What is required:
In the records below, reproduce without alteration every line from the one containing "chart-subtitle: (Click on" to the one containing "476, 384, 492]", with both of those lines included.

Dataset items
::::

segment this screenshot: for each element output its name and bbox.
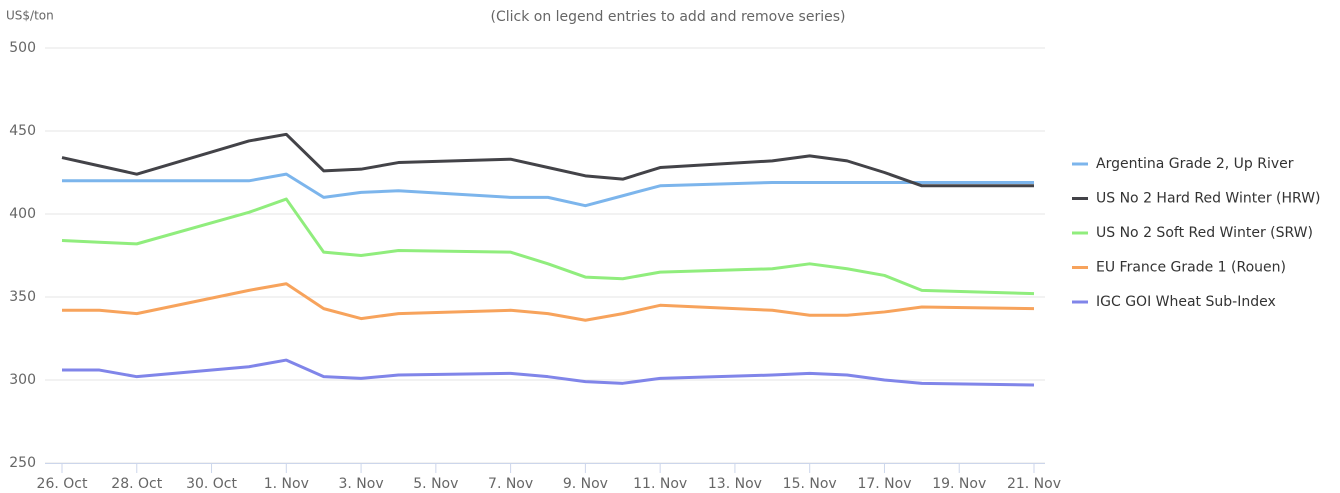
chart-subtitle: (Click on legend entries to add and remo…	[491, 9, 846, 25]
y-tick-label: 350	[9, 289, 36, 305]
x-tick-label: 30. Oct	[186, 476, 237, 492]
legend-item[interactable]: EU France Grade 1 (Rouen)	[1072, 260, 1286, 276]
x-tick-label: 9. Nov	[563, 476, 608, 492]
x-tick-label: 7. Nov	[488, 476, 533, 492]
x-tick-label: 1. Nov	[264, 476, 309, 492]
x-tick-label: 28. Oct	[111, 476, 162, 492]
legend: Argentina Grade 2, Up River US No 2 Hard …	[1072, 156, 1321, 310]
y-tick-label: 450	[9, 123, 36, 139]
series-line	[62, 358, 1035, 387]
y-tick-label: 300	[9, 372, 36, 388]
series-line	[61, 197, 1035, 296]
x-tick-label: 11. Nov	[633, 476, 687, 492]
x-tick-label: 15. Nov	[783, 476, 837, 492]
y-axis-label: US$/ton	[6, 9, 54, 23]
x-tick-label: 26. Oct	[37, 476, 88, 492]
legend-label: US No 2 Hard Red Winter (HRW)	[1096, 191, 1321, 207]
x-tick-label: 19. Nov	[932, 476, 986, 492]
legend-item[interactable]: US No 2 Hard Red Winter (HRW)	[1072, 191, 1321, 207]
series-line	[62, 282, 1035, 322]
x-tick-label: 13. Nov	[708, 476, 762, 492]
legend-label: US No 2 Soft Red Winter (SRW)	[1096, 225, 1313, 241]
legend-item[interactable]: US No 2 Soft Red Winter (SRW)	[1072, 225, 1313, 241]
legend-label: EU France Grade 1 (Rouen)	[1096, 260, 1286, 276]
legend-item[interactable]: IGC GOI Wheat Sub-Index	[1072, 294, 1276, 310]
legend-item[interactable]: Argentina Grade 2, Up River	[1072, 156, 1294, 172]
x-tick-label: 17. Nov	[857, 476, 911, 492]
x-tick-label: 5. Nov	[413, 476, 458, 492]
y-tick-label: 400	[9, 206, 36, 222]
x-tick-label: 3. Nov	[339, 476, 384, 492]
legend-label: IGC GOI Wheat Sub-Index	[1096, 294, 1276, 310]
y-tick-label: 250	[9, 455, 36, 471]
x-tick-label: 21. Nov	[1007, 476, 1061, 492]
legend-label: Argentina Grade 2, Up River	[1096, 156, 1294, 172]
series-line	[62, 172, 1034, 208]
series-line	[61, 132, 1034, 188]
y-tick-label: 500	[9, 40, 36, 56]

::::

Task solution:
chart-subtitle: (Click on legend entries to add and remo…	[491, 9, 846, 25]
y-tick-label: 350	[9, 289, 36, 305]
x-tick-label: 30. Oct	[186, 476, 237, 492]
legend-item[interactable]: EU France Grade 1 (Rouen)	[1072, 260, 1286, 276]
x-tick-label: 9. Nov	[563, 476, 608, 492]
x-tick-label: 7. Nov	[488, 476, 533, 492]
x-tick-label: 1. Nov	[264, 476, 309, 492]
x-tick-label: 28. Oct	[111, 476, 162, 492]
legend: Argentina Grade 2, Up River US No 2 Hard …	[1072, 156, 1321, 310]
y-tick-label: 450	[9, 123, 36, 139]
series-line	[62, 358, 1035, 387]
y-tick-label: 300	[9, 372, 36, 388]
series-line	[61, 197, 1035, 296]
x-tick-label: 11. Nov	[633, 476, 687, 492]
x-tick-label: 15. Nov	[783, 476, 837, 492]
y-axis-label: US$/ton	[6, 9, 54, 23]
x-tick-label: 26. Oct	[37, 476, 88, 492]
legend-label: US No 2 Hard Red Winter (HRW)	[1096, 191, 1321, 207]
x-tick-label: 19. Nov	[932, 476, 986, 492]
legend-item[interactable]: US No 2 Hard Red Winter (HRW)	[1072, 191, 1321, 207]
series-line	[62, 282, 1035, 322]
x-tick-label: 13. Nov	[708, 476, 762, 492]
legend-label: US No 2 Soft Red Winter (SRW)	[1096, 225, 1313, 241]
legend-item[interactable]: US No 2 Soft Red Winter (SRW)	[1072, 225, 1313, 241]
legend-label: EU France Grade 1 (Rouen)	[1096, 260, 1286, 276]
legend-item[interactable]: IGC GOI Wheat Sub-Index	[1072, 294, 1276, 310]
legend-item[interactable]: Argentina Grade 2, Up River	[1072, 156, 1294, 172]
x-tick-label: 17. Nov	[857, 476, 911, 492]
x-tick-label: 5. Nov	[413, 476, 458, 492]
y-tick-label: 400	[9, 206, 36, 222]
x-tick-label: 3. Nov	[339, 476, 384, 492]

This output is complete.